--- start Data for this exercise ---
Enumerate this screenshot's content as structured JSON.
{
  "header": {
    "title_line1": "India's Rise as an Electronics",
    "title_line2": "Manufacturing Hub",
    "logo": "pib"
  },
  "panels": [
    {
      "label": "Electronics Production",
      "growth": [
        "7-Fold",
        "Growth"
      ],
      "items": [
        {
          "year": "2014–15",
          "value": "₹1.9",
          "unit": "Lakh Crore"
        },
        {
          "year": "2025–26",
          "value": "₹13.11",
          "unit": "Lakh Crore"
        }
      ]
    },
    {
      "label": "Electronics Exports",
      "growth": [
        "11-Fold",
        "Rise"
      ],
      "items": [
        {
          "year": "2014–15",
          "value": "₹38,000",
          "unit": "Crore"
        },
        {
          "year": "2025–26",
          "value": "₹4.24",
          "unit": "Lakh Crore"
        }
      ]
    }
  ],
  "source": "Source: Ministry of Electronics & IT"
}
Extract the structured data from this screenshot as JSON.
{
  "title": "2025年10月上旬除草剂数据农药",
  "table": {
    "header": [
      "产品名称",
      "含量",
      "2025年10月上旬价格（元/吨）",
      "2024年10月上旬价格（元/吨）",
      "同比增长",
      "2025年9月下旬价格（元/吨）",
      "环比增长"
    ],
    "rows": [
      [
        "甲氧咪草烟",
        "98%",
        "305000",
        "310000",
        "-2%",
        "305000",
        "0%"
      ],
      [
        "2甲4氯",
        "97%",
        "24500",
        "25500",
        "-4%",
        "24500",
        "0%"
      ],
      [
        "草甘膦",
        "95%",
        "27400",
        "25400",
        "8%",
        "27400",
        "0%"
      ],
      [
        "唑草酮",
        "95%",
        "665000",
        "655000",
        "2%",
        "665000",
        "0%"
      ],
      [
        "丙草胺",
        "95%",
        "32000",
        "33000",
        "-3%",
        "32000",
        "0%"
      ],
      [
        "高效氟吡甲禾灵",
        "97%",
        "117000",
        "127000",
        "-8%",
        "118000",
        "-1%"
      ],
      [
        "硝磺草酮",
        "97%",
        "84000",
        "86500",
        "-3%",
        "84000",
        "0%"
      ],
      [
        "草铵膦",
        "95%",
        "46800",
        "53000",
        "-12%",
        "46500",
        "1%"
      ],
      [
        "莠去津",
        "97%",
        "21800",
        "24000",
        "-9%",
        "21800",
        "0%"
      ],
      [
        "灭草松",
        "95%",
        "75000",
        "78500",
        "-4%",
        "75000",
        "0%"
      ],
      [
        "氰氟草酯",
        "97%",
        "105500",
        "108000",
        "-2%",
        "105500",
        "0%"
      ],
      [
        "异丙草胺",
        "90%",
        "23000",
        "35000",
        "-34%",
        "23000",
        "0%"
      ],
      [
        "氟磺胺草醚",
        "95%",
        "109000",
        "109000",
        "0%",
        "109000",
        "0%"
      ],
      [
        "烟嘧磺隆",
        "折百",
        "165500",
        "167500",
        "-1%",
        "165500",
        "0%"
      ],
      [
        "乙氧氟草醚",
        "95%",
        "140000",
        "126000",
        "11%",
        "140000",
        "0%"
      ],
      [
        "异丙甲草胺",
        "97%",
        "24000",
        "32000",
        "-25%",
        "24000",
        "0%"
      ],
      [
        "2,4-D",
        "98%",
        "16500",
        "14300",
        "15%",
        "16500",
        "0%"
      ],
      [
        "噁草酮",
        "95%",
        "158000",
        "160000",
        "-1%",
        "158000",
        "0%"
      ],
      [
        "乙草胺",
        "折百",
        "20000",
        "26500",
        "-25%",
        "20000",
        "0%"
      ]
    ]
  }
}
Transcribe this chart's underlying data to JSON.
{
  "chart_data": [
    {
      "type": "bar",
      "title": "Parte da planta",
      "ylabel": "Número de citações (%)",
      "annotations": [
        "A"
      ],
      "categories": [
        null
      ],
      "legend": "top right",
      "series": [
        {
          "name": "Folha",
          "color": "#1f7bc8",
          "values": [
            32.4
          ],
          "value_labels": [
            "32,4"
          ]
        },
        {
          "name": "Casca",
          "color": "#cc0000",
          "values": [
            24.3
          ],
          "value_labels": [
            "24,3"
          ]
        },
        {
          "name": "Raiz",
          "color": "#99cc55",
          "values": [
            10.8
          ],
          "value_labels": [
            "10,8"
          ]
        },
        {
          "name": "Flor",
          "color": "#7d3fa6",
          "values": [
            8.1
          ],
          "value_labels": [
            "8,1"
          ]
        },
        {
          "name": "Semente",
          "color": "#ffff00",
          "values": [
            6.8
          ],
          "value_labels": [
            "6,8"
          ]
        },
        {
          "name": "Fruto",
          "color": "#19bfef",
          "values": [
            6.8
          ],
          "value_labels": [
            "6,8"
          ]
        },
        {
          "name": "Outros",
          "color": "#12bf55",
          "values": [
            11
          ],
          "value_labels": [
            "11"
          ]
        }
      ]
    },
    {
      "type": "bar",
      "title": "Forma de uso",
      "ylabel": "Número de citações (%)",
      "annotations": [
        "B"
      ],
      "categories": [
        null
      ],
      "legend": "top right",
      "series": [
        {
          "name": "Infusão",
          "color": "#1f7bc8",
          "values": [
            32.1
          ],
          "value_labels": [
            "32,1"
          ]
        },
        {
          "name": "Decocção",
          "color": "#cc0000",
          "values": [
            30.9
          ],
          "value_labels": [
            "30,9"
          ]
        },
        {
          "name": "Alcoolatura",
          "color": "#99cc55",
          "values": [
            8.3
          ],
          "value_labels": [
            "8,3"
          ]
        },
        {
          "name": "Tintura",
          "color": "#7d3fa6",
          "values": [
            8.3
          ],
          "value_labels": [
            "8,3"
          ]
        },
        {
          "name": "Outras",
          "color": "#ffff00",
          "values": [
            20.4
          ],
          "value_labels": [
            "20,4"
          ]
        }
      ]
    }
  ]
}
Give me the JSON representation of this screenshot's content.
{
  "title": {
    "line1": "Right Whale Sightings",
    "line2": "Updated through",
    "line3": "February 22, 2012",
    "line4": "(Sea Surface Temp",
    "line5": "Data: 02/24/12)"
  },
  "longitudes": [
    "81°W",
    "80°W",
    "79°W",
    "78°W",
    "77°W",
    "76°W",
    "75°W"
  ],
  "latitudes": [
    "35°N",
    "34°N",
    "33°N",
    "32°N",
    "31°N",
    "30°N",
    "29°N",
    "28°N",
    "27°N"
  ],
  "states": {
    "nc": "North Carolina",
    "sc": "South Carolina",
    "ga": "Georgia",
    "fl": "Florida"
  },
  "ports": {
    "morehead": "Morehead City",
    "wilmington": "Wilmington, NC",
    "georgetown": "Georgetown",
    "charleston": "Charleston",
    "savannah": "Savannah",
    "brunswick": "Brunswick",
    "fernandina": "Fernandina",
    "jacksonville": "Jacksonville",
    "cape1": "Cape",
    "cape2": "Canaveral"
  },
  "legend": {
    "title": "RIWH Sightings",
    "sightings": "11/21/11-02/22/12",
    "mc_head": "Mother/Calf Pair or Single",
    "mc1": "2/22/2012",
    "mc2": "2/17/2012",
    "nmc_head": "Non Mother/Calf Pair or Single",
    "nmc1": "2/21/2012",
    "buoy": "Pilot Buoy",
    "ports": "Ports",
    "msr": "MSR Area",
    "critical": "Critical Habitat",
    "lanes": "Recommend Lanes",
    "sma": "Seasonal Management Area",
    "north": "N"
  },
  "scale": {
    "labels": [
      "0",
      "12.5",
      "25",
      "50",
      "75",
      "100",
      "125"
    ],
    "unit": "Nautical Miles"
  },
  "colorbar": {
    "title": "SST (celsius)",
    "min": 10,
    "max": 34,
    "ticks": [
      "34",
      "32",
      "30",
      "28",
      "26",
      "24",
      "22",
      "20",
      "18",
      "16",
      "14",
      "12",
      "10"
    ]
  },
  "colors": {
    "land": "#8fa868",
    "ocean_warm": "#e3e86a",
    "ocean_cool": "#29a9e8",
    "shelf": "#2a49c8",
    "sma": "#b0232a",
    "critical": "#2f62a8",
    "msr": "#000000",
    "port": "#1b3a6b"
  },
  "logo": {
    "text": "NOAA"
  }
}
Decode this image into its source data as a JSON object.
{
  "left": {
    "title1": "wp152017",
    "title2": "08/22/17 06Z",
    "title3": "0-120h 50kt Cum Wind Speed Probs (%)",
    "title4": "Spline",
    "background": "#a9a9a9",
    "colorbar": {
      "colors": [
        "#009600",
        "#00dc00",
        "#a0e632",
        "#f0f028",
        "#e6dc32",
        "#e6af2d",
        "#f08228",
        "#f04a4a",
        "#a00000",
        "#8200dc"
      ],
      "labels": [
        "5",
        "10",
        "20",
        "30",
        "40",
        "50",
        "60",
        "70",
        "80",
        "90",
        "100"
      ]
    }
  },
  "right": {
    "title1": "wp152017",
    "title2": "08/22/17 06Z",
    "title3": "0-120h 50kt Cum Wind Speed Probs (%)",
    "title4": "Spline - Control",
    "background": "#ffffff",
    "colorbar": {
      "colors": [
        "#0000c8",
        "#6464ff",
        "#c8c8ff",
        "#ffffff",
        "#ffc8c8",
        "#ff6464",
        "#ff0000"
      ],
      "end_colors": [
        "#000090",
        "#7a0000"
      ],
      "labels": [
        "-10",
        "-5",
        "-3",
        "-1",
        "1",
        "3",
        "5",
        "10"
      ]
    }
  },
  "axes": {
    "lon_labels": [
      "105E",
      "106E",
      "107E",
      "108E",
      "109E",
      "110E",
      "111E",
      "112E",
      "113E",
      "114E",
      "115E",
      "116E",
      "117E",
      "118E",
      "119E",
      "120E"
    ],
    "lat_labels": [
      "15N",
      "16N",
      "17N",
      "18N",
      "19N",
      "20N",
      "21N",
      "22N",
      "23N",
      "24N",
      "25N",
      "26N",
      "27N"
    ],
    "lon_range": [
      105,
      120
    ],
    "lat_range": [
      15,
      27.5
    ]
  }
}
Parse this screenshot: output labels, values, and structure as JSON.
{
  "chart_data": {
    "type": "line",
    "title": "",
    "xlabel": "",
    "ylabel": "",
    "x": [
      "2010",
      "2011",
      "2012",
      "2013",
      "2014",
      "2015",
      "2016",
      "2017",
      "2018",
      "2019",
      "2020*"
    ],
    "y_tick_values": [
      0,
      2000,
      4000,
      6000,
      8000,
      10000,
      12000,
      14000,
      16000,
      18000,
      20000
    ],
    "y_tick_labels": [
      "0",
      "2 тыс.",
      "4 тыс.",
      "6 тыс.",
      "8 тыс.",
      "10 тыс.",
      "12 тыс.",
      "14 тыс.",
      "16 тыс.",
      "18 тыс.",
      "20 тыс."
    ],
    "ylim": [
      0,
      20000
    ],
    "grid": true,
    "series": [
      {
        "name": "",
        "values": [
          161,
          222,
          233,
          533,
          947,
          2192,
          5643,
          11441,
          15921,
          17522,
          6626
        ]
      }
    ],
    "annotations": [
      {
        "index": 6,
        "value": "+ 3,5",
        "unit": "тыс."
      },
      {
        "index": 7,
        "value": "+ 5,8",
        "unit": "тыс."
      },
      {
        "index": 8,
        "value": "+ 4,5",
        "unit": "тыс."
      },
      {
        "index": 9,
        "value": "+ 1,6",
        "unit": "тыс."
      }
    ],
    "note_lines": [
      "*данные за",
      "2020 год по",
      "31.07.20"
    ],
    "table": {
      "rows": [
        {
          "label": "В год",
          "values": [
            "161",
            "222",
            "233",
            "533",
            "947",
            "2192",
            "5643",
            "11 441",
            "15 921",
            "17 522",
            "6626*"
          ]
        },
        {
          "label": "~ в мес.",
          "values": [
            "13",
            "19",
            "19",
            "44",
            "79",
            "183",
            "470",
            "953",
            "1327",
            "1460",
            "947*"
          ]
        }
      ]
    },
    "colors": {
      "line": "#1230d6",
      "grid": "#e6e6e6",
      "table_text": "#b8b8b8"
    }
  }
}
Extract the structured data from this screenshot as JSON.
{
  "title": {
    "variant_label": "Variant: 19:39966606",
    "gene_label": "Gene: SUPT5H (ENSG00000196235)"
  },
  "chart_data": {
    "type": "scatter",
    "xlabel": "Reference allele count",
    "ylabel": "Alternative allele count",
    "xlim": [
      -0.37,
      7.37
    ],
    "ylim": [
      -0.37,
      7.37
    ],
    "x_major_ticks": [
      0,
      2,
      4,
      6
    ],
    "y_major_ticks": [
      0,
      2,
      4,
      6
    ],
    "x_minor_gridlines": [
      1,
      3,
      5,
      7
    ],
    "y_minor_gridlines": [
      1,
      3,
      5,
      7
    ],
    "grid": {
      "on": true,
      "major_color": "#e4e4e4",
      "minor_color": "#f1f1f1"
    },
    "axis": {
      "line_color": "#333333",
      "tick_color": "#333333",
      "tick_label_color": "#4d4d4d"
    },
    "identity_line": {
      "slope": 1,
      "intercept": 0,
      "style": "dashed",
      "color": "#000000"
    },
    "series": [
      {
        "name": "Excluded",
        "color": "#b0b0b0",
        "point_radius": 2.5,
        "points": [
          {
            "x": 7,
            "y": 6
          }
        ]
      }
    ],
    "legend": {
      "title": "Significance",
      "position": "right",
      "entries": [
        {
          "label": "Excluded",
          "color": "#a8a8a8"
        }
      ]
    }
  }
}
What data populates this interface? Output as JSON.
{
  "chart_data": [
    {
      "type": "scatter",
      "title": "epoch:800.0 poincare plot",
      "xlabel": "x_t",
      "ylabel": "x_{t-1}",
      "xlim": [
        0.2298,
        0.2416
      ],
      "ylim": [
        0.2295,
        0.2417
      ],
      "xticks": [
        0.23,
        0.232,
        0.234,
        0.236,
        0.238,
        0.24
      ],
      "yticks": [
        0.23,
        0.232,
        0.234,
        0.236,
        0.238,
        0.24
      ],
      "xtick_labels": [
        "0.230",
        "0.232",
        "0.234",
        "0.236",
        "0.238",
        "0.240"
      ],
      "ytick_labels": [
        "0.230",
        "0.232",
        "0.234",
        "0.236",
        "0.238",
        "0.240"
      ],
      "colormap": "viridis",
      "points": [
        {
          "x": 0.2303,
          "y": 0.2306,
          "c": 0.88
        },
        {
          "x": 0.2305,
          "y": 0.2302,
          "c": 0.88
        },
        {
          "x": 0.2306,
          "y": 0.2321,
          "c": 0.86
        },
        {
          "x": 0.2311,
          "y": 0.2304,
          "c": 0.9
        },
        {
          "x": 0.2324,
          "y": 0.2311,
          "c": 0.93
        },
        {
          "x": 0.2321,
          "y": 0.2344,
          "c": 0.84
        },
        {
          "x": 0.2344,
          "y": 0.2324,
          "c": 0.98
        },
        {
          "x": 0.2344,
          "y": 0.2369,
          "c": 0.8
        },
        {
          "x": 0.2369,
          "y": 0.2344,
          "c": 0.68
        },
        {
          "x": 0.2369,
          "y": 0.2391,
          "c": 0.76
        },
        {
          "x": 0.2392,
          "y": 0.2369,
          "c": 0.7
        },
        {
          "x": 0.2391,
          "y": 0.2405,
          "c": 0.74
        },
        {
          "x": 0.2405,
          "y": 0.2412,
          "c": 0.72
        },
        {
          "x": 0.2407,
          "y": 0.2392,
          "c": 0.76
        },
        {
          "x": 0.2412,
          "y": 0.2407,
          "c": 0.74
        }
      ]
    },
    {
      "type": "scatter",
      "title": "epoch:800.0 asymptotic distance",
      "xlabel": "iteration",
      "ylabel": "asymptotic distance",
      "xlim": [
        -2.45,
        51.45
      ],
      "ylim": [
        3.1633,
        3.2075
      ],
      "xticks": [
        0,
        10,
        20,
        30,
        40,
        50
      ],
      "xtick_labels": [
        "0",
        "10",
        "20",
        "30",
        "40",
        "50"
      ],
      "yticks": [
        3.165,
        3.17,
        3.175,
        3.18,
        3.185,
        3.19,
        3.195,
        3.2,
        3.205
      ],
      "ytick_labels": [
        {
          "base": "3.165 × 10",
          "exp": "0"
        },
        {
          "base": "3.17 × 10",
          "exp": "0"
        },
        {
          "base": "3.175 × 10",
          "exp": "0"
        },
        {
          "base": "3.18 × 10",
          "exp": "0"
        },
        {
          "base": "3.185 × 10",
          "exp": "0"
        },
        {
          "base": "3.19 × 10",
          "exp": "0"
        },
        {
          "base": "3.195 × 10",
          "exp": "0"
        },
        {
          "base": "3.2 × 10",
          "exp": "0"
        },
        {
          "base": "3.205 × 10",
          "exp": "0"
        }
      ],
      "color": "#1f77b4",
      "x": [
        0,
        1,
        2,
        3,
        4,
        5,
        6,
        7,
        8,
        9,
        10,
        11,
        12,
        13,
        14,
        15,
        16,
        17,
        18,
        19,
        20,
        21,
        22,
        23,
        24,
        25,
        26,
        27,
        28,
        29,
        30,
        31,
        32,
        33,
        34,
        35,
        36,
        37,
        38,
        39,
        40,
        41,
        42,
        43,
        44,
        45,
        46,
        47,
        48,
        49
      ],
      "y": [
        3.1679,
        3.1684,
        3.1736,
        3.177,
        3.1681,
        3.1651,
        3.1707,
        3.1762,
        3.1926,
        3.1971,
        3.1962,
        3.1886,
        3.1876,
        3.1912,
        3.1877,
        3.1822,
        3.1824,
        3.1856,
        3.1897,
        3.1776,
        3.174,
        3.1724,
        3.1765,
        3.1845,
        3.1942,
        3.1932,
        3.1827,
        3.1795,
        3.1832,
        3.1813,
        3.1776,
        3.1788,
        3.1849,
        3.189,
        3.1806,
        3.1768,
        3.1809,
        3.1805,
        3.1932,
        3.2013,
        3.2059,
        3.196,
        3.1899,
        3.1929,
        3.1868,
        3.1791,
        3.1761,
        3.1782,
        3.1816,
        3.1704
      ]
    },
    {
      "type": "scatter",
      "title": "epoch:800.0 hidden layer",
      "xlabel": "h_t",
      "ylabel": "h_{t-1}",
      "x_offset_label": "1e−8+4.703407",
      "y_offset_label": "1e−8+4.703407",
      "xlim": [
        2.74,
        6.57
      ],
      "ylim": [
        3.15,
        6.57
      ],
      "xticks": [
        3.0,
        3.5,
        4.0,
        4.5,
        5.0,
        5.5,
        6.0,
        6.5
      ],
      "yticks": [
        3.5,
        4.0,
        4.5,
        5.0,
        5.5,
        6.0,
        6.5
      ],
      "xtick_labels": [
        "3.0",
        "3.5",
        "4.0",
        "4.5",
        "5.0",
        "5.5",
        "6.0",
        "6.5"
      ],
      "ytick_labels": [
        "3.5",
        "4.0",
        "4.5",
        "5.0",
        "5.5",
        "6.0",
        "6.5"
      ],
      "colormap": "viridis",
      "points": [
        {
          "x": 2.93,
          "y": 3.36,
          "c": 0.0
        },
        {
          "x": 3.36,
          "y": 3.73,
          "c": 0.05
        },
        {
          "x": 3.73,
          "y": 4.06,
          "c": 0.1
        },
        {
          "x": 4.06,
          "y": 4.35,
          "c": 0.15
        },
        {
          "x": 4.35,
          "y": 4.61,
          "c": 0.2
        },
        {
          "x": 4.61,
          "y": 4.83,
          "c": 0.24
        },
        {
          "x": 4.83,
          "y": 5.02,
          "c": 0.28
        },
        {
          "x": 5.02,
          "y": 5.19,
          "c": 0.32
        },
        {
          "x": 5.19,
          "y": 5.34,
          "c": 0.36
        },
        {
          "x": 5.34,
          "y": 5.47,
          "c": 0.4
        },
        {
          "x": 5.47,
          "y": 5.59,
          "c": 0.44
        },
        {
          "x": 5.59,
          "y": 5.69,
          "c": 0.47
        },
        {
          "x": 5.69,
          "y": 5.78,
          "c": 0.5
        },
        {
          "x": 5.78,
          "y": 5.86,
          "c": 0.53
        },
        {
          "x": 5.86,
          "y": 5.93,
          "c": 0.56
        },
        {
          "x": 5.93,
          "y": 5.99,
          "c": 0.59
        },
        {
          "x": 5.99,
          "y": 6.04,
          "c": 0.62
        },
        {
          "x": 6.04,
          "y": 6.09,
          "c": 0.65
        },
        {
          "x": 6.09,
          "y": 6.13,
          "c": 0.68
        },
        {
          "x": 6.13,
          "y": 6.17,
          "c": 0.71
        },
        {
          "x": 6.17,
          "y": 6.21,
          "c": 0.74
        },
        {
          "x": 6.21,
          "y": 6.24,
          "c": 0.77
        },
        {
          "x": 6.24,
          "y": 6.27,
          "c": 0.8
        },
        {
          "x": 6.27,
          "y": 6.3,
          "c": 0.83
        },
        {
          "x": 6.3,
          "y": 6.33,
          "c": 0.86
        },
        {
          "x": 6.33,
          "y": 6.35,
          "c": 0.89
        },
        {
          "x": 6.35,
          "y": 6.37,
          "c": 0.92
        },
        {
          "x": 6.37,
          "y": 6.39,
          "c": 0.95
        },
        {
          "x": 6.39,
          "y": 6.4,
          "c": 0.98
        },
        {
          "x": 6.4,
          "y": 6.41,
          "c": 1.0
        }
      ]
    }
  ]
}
--- end Data for this exercise ---
In the records above, find each line holding "Mother" and copy it.

* _Written answer_
    "mc_head": "Mother/Calf Pair or Single",
    "nmc_head": "Non Mother/Calf Pair or Single",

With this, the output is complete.